*Aim of the task*. Would you return the complete listing below word for word?

*Dataset entries*.
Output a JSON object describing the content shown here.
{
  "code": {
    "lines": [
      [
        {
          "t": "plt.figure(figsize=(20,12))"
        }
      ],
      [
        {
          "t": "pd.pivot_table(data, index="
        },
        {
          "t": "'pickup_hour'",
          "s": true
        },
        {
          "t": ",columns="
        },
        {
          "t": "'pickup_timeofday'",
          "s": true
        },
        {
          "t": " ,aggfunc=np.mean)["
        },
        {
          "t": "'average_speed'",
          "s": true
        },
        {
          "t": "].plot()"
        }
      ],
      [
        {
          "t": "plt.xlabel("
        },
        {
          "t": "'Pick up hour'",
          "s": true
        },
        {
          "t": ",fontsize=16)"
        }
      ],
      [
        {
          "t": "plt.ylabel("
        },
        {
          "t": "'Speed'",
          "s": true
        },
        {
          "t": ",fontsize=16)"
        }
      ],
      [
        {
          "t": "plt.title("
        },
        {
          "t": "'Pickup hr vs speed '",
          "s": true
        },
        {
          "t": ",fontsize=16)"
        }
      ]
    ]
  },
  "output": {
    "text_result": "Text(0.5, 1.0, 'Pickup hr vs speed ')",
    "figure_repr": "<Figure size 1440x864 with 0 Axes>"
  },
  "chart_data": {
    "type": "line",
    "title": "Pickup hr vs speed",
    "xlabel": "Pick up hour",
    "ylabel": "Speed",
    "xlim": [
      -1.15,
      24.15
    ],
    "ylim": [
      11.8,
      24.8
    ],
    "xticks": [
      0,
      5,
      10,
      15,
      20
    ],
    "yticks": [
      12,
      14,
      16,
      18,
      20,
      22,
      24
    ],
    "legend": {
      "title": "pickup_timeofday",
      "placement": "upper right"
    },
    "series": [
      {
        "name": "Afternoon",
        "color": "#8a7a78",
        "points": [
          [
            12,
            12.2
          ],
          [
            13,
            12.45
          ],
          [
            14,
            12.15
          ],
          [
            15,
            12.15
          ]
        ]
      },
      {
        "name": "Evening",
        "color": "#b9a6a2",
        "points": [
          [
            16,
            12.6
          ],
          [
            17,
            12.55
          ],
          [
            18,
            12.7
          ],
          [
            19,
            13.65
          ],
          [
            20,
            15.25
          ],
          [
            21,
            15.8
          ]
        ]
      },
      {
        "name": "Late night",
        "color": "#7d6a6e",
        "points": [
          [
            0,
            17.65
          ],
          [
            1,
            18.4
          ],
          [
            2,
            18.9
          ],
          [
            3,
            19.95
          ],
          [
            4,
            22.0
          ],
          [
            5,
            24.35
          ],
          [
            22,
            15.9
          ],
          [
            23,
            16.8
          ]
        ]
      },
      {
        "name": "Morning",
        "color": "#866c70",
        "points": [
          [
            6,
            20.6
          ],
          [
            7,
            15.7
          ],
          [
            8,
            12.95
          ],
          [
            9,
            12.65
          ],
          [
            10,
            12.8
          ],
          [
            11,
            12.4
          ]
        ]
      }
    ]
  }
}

*Problem solution*.
Output a JSON object describing the content shown here.
{
  "code": {
    "lines": [
      [
        {
          "t": "plt.figure(figsize=(20,12))"
        }
      ],
      [
        {
          "t": "pd.pivot_table(data, index="
        },
        {
          "t": "'pickup_hour'",
          "s": true
        },
        {
          "t": ",columns="
        },
        {
          "t": "'pickup_timeofday'",
          "s": true
        },
        {
          "t": " ,aggfunc=np.mean)["
        },
        {
          "t": "'average_speed'",
          "s": true
        },
        {
          "t": "].plot()"
        }
      ],
      [
        {
          "t": "plt.xlabel("
        },
        {
          "t": "'Pick up hour'",
          "s": true
        },
        {
          "t": ",fontsize=16)"
        }
      ],
      [
        {
          "t": "plt.ylabel("
        },
        {
          "t": "'Speed'",
          "s": true
        },
        {
          "t": ",fontsize=16)"
        }
      ],
      [
        {
          "t": "plt.title("
        },
        {
          "t": "'Pickup hr vs speed '",
          "s": true
        },
        {
          "t": ",fontsize=16)"
        }
      ]
    ]
  },
  "output": {
    "text_result": "Text(0.5, 1.0, 'Pickup hr vs speed ')",
    "figure_repr": "<Figure size 1440x864 with 0 Axes>"
  },
  "chart_data": {
    "type": "line",
    "title": "Pickup hr vs speed",
    "xlabel": "Pick up hour",
    "ylabel": "Speed",
    "xlim": [
      -1.15,
      24.15
    ],
    "ylim": [
      11.8,
      24.8
    ],
    "xticks": [
      0,
      5,
      10,
      15,
      20
    ],
    "yticks": [
      12,
      14,
      16,
      18,
      20,
      22,
      24
    ],
    "legend": {
      "title": "pickup_timeofday",
      "placement": "upper right"
    },
    "series": [
      {
        "name": "Afternoon",
        "color": "#8a7a78",
        "points": [
          [
            12,
            12.2
          ],
          [
            13,
            12.45
          ],
          [
            14,
            12.15
          ],
          [
            15,
            12.15
          ]
        ]
      },
      {
        "name": "Evening",
        "color": "#b9a6a2",
        "points": [
          [
            16,
            12.6
          ],
          [
            17,
            12.55
          ],
          [
            18,
            12.7
          ],
          [
            19,
            13.65
          ],
          [
            20,
            15.25
          ],
          [
            21,
            15.8
          ]
        ]
      },
      {
        "name": "Late night",
        "color": "#7d6a6e",
        "points": [
          [
            0,
            17.65
          ],
          [
            1,
            18.4
          ],
          [
            2,
            18.9
          ],
          [
            3,
            19.95
          ],
          [
            4,
            22.0
          ],
          [
            5,
            24.35
          ],
          [
            22,
            15.9
          ],
          [
            23,
            16.8
          ]
        ]
      },
      {
        "name": "Morning",
        "color": "#866c70",
        "points": [
          [
            6,
            20.6
          ],
          [
            7,
            15.7
          ],
          [
            8,
            12.95
          ],
          [
            9,
            12.65
          ],
          [
            10,
            12.8
          ],
          [
            11,
            12.4
          ]
        ]
      }
    ]
  }
}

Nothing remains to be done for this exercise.